**Text section**
● ● ● ● ●

2. The Criminal investigation Process
You should be mindful of the fact that the exercise of police authority is regulated. The main police powers are defined by statutes including the: Law Enforcement (Powers and Responsibilities.) Act 2002. (LEPRA) and the Bail Act. 1978 NSW Police powers include:
1. The power to arrest (discussed in more detail below).
2. The power to issue cautions, warnings and infringement notices in relation to minor offences.
3. The right to obtain identification information, (name, address and provision of licence) for example from a driver or someone supervising a learner driver. If a vehicle is suspected of being used for a serious offence, the owner, driver, and passengers must provide their names and addresses to police; other examples: if police suspect that a person is under 18 and carrying or consuming alcohol in a public place or if a person is suspected of committing an offence on a train or part of a railway.
4. The power to stop and detain a person for the purposes of a search if the police have reasonable grounds to suspect that the person is carrying illegal articles (such as drugs) on their person or in their vehicle.
5. The power to enter premises to prevent a breach of the peace, domestic violence or to arrest someone.
6. Emergency powers may be authorised by the Commissioner of Police if there is a large scale public disorder, or the threat of one in the immediate future. Such powers can include the right of police to set up road blocks, declare alcohol free zones, disperse people, and request identification. These powers were given to police by Parliament in response to the Cronulla Riots in December 2005. They are contained in Part 6A of Law Enforcement (Powers and Responsibilities) Act 2002. Additionally police can be given special powers via specific legislation. An example of this is powers given to police during the APEC summit in Sydney in 2007, when access to Sydney’s CBD was cordoned off and monitored by police who also had extraordinary rights to search people. This legislation, the APEC Meeting (Police Powers) Act 2007, was seen by the government of the day as a necessary security measure to protect the heads of state attending the summit. Opponents of the legislation argued that it handed too much power to police at the expense of individual rights. (You may recall that the ABC’S Chaser program controversially managed to breach these security measures).

● ● ● ● ●

**Problem set**
#1 Switch "premises" to "buildings" in the police powers passage, repeating it from "3. The right" up to and including "to arrest someone.".
#2 Answer these from the police powers passage:
(a) What year is given for the Bail Act?
(b) What event prompted Parliament to give police the emergency powers?
(c) What example of illegal articles is given in the power to stop and detain a person for a search?

**Excerpted records**
● ● ● ● ●

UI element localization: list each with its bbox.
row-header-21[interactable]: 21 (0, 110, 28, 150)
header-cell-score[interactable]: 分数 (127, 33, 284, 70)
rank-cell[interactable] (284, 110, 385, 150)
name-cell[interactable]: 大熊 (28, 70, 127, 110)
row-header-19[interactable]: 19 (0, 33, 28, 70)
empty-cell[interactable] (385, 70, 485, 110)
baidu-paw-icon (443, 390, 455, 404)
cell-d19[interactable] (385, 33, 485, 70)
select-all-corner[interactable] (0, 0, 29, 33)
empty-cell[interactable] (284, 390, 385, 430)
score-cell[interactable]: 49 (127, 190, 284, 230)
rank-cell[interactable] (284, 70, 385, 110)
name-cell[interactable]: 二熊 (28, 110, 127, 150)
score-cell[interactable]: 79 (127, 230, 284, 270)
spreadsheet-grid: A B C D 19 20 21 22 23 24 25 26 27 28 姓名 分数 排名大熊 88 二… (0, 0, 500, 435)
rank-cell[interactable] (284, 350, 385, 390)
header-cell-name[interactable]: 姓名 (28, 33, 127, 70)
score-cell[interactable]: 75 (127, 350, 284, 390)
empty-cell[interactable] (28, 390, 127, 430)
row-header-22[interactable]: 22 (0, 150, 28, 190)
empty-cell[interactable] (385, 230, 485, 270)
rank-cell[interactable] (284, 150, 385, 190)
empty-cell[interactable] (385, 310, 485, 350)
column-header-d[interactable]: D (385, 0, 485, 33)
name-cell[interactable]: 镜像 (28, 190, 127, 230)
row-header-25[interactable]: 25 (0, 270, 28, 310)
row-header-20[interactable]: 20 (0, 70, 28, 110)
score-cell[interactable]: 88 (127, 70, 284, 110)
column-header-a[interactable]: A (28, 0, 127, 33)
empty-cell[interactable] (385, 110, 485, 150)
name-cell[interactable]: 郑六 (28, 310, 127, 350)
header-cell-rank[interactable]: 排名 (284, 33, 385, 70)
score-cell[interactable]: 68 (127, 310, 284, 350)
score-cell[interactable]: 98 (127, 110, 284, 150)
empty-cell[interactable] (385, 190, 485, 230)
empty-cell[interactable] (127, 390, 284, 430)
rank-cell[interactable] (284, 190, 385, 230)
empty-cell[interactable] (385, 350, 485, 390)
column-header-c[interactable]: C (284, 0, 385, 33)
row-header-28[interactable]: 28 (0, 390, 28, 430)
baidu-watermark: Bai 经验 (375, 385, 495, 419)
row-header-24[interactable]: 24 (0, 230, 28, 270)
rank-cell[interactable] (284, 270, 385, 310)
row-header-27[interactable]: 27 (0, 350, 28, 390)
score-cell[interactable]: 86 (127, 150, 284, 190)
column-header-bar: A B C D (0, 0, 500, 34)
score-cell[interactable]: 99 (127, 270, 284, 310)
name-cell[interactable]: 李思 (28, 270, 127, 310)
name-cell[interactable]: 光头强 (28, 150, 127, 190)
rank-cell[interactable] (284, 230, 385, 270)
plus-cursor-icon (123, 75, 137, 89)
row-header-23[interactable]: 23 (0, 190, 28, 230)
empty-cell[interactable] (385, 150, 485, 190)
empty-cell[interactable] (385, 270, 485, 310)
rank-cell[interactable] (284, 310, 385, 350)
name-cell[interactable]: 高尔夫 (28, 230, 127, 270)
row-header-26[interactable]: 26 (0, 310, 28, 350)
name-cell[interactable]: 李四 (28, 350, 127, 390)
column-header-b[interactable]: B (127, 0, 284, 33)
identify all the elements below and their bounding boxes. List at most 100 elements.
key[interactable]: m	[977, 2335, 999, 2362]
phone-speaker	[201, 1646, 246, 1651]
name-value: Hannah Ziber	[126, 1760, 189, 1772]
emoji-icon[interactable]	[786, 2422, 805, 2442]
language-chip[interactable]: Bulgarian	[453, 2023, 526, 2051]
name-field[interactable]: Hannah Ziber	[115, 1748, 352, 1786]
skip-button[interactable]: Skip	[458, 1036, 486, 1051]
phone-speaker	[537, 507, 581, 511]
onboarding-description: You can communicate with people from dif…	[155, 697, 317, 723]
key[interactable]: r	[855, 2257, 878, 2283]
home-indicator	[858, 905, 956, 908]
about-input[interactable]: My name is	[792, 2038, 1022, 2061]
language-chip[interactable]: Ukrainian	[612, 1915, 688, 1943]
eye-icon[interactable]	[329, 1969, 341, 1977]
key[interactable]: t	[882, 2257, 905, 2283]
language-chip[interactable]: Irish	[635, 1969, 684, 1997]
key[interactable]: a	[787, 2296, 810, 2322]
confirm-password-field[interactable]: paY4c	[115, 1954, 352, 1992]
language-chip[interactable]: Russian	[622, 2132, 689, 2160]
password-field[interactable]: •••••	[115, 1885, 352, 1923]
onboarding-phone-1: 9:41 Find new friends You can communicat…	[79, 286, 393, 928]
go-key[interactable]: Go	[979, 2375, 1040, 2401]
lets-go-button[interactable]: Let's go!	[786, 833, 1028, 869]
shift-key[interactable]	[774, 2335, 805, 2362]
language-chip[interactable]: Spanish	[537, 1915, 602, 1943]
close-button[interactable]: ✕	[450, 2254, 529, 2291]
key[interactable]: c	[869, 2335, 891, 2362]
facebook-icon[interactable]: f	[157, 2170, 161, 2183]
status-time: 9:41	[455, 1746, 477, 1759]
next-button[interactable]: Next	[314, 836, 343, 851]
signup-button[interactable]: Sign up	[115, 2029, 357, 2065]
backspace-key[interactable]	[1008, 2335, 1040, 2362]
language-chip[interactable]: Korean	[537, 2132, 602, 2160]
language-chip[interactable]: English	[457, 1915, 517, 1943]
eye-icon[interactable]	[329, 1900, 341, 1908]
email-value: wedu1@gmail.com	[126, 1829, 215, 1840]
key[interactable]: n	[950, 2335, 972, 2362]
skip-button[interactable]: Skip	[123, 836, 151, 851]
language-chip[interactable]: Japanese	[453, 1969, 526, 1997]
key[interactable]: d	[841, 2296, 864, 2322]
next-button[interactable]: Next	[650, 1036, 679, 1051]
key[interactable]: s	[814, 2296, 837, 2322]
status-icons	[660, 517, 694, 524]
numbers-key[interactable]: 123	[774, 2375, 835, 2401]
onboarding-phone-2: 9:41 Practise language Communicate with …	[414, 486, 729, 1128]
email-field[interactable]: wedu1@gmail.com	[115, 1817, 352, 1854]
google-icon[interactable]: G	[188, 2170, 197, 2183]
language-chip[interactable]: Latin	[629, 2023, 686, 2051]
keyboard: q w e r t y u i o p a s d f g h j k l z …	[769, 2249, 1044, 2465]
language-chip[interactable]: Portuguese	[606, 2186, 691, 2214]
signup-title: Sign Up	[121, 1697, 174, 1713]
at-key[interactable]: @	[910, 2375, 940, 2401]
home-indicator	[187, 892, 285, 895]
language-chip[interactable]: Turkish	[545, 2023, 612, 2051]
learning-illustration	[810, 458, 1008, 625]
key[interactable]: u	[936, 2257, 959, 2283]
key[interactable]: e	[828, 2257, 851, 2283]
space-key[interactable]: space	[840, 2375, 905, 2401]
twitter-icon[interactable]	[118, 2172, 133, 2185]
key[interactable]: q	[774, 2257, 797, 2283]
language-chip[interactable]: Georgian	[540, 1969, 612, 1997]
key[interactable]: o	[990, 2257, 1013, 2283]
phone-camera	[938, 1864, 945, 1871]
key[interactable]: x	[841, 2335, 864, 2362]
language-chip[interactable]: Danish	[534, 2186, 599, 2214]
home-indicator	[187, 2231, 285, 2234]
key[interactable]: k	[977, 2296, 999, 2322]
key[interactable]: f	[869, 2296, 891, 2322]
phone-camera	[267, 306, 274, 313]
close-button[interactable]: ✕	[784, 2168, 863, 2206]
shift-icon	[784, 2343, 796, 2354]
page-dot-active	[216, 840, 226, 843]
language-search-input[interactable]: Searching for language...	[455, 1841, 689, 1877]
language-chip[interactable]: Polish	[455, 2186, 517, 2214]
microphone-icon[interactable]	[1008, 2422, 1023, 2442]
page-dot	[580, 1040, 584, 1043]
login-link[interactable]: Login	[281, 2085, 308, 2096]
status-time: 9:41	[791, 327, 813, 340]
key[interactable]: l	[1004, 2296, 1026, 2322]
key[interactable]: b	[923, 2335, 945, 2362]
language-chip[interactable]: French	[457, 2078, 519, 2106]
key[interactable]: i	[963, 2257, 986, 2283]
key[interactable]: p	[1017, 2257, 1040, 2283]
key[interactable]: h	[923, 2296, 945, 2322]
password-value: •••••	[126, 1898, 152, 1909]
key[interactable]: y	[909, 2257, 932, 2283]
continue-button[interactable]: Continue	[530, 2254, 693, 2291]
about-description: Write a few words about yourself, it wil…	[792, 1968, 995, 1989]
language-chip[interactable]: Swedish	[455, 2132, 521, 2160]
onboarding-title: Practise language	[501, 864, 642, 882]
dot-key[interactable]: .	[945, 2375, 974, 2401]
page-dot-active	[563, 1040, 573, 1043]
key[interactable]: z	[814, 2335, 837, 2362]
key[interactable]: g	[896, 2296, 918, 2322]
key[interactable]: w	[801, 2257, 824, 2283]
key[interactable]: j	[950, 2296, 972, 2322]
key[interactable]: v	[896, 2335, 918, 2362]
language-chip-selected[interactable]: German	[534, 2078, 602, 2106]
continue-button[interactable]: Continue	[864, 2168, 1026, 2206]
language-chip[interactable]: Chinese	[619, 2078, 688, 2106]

● ● ● ● ●

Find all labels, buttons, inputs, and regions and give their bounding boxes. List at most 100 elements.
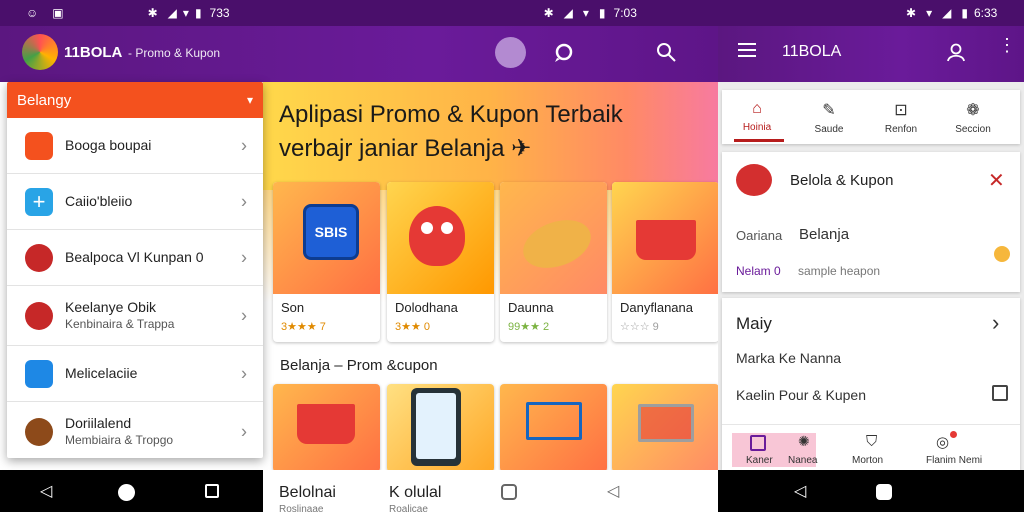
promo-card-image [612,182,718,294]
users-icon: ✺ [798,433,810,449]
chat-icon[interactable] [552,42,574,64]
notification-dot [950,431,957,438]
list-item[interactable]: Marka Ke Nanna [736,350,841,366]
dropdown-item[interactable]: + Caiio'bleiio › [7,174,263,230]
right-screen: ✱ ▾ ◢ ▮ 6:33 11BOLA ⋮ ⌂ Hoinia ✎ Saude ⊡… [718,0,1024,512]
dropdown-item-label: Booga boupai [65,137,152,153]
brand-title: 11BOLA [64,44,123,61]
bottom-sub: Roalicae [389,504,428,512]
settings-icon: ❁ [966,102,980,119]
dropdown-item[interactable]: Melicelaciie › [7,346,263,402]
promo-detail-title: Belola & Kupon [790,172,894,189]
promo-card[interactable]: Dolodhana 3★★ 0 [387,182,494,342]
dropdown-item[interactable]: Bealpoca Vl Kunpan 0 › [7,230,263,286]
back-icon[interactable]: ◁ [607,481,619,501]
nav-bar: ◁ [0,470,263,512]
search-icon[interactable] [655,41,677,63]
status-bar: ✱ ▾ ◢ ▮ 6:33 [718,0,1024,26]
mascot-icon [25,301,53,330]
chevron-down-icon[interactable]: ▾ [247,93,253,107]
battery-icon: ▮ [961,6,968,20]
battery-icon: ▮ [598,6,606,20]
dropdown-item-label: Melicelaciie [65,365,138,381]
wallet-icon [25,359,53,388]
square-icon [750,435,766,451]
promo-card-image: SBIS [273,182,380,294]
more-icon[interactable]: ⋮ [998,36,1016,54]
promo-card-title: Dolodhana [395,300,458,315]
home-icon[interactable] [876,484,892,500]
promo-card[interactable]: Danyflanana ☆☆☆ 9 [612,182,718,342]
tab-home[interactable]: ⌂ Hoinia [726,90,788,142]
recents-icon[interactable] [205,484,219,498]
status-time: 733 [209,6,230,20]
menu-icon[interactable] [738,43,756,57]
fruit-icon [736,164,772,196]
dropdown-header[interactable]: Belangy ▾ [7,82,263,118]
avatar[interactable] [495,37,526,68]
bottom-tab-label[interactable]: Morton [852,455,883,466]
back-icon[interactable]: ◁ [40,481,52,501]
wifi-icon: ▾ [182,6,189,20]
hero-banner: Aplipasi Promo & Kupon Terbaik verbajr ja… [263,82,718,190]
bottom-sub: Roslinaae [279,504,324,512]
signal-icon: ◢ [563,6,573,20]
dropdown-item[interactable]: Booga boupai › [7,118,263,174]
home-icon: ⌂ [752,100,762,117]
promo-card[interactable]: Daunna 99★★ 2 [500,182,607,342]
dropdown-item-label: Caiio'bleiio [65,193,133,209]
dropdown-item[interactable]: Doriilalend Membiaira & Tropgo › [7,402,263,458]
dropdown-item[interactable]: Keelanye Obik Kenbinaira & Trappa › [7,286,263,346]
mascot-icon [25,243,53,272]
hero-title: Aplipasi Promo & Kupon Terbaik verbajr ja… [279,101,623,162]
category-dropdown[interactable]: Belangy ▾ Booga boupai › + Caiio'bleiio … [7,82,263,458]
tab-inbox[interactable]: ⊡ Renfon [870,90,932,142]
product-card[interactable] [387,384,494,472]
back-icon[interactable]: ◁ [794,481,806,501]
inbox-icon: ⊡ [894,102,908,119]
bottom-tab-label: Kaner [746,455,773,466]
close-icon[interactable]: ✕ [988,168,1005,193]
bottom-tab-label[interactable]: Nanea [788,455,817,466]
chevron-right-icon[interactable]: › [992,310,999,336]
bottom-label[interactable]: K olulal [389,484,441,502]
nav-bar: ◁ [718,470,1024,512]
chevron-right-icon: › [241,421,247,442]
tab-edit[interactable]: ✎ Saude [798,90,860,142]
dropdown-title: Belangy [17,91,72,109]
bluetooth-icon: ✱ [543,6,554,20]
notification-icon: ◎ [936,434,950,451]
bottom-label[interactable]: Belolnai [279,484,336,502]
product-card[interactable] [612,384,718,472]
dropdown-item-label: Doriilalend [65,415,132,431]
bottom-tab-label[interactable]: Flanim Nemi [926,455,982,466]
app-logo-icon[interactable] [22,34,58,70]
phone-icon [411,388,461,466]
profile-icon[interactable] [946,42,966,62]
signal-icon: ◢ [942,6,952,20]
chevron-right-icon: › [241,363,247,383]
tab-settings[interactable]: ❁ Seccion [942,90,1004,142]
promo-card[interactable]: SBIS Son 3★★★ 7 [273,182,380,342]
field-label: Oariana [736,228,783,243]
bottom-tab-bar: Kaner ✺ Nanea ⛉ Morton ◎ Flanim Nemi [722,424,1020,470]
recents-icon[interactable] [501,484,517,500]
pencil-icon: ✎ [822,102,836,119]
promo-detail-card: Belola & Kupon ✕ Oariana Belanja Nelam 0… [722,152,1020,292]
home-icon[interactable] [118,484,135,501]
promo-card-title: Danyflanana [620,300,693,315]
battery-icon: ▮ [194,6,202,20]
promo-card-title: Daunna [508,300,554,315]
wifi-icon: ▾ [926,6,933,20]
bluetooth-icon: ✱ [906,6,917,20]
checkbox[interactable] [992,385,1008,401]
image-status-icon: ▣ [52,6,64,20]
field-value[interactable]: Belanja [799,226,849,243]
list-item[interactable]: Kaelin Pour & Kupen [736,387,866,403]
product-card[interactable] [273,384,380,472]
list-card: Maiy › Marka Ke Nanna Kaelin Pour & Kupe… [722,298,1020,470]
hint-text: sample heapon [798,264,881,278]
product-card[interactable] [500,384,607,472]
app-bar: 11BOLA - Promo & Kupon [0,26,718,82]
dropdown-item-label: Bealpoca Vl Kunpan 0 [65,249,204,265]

● ● ● ● ●

**Answers in order**
#1
3. The right to obtain identification information, (name, address and provision of licence) for example from a driver or someone supervising a learner driver. If a vehicle is suspected of being used for a serious offence, the owner, driver, and passengers must provide their names and addresses to police; other examples: if police suspect that a person is under 18 and carrying or consuming alcohol in a public place or if a person is suspected of committing an offence on a train or part of a railway.
4. The power to stop and detain a person for the purposes of a search if the police have reasonable grounds to suspect that the person is carrying illegal articles (such as drugs) on their person or in their vehicle.
5. The power to enter buildings to prevent a breach of the peace, domestic violence or to arrest someone.

#2
(a) 1978
(b) The Cronulla Riots in December 2005
(c) Drugs